[Dataset excerpts]
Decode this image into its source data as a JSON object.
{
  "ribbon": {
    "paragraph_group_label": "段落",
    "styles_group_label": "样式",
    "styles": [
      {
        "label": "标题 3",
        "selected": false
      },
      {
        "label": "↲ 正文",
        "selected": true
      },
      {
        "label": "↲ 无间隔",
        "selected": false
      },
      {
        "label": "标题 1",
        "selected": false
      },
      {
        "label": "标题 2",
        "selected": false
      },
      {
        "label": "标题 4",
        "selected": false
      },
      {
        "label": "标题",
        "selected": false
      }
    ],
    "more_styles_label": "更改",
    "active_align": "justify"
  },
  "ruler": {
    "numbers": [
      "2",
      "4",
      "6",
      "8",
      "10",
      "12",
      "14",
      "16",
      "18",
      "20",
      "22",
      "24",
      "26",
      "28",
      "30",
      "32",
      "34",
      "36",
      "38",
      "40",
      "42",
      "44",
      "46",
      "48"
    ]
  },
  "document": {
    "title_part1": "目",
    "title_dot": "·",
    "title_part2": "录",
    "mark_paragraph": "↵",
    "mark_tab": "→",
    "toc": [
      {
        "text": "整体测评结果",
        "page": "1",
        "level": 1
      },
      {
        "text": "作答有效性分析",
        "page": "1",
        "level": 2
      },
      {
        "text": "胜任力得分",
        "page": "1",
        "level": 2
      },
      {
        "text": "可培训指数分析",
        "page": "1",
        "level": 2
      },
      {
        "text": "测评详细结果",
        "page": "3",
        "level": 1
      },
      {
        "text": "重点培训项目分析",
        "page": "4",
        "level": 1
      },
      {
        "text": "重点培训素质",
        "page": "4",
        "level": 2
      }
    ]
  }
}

**Goal**
Extract the complete listing above, reproducing each line exactly.

**Result**
Decode this image into its source data as a JSON object.
{
  "ribbon": {
    "paragraph_group_label": "段落",
    "styles_group_label": "样式",
    "styles": [
      {
        "label": "标题 3",
        "selected": false
      },
      {
        "label": "↲ 正文",
        "selected": true
      },
      {
        "label": "↲ 无间隔",
        "selected": false
      },
      {
        "label": "标题 1",
        "selected": false
      },
      {
        "label": "标题 2",
        "selected": false
      },
      {
        "label": "标题 4",
        "selected": false
      },
      {
        "label": "标题",
        "selected": false
      }
    ],
    "more_styles_label": "更改",
    "active_align": "justify"
  },
  "ruler": {
    "numbers": [
      "2",
      "4",
      "6",
      "8",
      "10",
      "12",
      "14",
      "16",
      "18",
      "20",
      "22",
      "24",
      "26",
      "28",
      "30",
      "32",
      "34",
      "36",
      "38",
      "40",
      "42",
      "44",
      "46",
      "48"
    ]
  },
  "document": {
    "title_part1": "目",
    "title_dot": "·",
    "title_part2": "录",
    "mark_paragraph": "↵",
    "mark_tab": "→",
    "toc": [
      {
        "text": "整体测评结果",
        "page": "1",
        "level": 1
      },
      {
        "text": "作答有效性分析",
        "page": "1",
        "level": 2
      },
      {
        "text": "胜任力得分",
        "page": "1",
        "level": 2
      },
      {
        "text": "可培训指数分析",
        "page": "1",
        "level": 2
      },
      {
        "text": "测评详细结果",
        "page": "3",
        "level": 1
      },
      {
        "text": "重点培训项目分析",
        "page": "4",
        "level": 1
      },
      {
        "text": "重点培训素质",
        "page": "4",
        "level": 2
      }
    ]
  }
}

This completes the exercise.